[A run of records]
* START *

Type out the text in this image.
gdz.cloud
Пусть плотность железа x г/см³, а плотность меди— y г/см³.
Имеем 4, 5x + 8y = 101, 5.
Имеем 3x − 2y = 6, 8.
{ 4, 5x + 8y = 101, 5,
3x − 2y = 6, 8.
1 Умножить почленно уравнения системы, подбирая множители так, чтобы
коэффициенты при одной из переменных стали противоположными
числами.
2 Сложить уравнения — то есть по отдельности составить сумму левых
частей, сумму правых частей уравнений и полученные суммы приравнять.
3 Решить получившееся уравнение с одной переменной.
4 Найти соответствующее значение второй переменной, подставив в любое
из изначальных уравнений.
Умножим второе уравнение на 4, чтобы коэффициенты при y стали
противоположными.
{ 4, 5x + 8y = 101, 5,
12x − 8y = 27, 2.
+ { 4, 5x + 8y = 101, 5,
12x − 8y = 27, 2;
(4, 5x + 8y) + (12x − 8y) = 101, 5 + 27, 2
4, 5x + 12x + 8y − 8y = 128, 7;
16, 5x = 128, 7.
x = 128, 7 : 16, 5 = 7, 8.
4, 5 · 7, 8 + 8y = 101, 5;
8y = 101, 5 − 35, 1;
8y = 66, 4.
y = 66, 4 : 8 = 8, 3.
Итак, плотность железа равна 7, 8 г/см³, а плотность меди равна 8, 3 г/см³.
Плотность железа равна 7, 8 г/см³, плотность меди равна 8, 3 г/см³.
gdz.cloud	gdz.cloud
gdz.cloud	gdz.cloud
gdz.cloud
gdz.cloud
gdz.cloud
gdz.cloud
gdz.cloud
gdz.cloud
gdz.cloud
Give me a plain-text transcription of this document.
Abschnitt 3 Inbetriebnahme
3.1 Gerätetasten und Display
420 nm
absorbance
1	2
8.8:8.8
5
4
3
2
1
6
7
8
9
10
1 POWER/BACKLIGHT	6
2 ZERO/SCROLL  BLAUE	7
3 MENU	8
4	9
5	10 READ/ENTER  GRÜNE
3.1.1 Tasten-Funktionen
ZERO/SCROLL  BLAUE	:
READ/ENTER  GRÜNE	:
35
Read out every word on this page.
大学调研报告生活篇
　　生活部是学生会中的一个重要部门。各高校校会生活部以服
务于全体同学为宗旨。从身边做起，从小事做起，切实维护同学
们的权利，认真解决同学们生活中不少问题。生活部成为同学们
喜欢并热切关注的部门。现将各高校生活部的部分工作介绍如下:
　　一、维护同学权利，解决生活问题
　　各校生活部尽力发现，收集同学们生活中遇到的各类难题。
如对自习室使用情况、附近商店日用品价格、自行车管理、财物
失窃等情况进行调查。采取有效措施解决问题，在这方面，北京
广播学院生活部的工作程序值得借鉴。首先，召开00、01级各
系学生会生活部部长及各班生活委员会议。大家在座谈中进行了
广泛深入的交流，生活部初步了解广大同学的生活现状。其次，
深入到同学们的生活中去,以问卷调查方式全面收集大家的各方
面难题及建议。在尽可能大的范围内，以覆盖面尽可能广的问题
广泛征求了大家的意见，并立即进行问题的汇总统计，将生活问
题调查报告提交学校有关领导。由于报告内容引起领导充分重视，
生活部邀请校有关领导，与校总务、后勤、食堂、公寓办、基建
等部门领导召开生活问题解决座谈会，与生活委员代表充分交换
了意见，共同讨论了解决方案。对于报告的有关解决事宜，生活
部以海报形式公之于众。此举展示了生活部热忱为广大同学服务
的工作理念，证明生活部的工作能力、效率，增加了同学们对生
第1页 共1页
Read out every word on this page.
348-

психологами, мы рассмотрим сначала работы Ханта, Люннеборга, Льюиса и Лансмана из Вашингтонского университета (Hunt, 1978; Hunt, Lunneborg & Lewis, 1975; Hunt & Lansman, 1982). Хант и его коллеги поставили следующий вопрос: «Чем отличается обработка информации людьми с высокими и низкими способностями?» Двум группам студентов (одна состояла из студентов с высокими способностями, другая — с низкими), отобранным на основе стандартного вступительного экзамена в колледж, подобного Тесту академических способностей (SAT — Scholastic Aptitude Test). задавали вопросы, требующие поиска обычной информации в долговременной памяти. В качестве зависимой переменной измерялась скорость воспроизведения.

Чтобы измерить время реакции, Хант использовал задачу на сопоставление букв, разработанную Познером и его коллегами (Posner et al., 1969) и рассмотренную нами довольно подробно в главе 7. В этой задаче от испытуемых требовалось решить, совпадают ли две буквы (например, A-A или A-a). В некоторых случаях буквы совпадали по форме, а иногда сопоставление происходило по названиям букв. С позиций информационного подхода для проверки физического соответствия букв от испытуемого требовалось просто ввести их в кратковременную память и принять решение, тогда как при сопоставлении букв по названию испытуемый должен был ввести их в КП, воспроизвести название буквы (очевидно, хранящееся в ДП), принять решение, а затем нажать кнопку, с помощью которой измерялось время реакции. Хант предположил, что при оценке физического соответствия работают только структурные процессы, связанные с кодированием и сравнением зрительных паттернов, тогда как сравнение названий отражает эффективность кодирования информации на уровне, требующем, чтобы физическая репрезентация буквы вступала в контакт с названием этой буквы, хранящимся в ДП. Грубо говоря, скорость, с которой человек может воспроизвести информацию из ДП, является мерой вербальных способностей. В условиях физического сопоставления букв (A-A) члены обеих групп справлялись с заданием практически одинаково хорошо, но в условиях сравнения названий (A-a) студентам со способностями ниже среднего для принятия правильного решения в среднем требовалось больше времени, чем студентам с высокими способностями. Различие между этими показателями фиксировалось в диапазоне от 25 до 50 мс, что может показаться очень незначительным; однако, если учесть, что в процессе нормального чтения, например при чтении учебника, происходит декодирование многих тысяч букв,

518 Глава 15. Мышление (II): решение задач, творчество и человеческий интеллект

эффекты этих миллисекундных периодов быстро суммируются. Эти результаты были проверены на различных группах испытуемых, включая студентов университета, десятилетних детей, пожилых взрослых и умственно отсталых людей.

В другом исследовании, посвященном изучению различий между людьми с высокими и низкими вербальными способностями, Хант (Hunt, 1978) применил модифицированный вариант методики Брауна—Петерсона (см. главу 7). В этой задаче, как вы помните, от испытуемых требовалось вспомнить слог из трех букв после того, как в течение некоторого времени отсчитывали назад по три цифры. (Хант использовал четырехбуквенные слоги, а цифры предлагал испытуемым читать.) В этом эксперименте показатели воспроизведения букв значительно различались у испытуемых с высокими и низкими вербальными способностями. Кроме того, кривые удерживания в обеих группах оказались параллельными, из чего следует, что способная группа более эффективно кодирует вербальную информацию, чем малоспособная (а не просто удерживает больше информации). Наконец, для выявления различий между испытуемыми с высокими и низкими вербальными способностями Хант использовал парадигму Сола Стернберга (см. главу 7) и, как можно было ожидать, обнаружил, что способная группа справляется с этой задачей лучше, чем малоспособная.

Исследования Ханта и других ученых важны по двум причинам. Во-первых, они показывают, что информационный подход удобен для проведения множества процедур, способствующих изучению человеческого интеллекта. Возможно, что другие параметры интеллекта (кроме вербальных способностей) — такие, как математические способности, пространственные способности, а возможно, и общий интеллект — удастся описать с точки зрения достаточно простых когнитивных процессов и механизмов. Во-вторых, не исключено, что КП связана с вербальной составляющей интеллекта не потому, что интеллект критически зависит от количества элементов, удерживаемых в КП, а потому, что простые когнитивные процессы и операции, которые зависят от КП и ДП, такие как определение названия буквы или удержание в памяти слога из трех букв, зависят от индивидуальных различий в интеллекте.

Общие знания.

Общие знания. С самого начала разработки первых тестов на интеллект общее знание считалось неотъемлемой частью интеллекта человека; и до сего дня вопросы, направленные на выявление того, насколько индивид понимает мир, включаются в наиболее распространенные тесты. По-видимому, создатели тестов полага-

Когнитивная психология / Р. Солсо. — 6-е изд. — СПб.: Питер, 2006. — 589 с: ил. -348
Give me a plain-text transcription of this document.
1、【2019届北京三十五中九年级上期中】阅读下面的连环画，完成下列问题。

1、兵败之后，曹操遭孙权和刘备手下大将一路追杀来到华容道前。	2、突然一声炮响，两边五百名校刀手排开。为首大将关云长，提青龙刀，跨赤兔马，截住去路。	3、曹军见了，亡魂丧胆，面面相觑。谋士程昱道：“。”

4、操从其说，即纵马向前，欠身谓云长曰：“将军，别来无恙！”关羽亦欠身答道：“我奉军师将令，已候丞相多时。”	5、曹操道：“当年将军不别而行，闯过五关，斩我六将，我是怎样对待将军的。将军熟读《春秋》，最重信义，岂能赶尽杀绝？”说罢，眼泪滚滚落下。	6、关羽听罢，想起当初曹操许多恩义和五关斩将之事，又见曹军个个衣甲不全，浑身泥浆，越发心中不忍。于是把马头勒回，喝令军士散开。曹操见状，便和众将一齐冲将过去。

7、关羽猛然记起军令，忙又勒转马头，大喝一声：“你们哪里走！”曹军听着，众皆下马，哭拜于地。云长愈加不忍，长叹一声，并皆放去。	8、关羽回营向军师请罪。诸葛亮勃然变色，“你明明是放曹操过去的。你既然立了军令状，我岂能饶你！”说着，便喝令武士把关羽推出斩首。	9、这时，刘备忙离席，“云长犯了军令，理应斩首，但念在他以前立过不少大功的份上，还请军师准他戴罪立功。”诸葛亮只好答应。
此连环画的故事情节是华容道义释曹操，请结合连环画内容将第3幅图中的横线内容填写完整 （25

* END *

▶ [SHORT PROBLEM]:
Write out every line of the data that holds the word "стали".

▶ [RESPONSE BELOW]:
коэффициенты при одной из переменных стали противоположными
Умножим второе уравнение на 4, чтобы коэффициенты при y стали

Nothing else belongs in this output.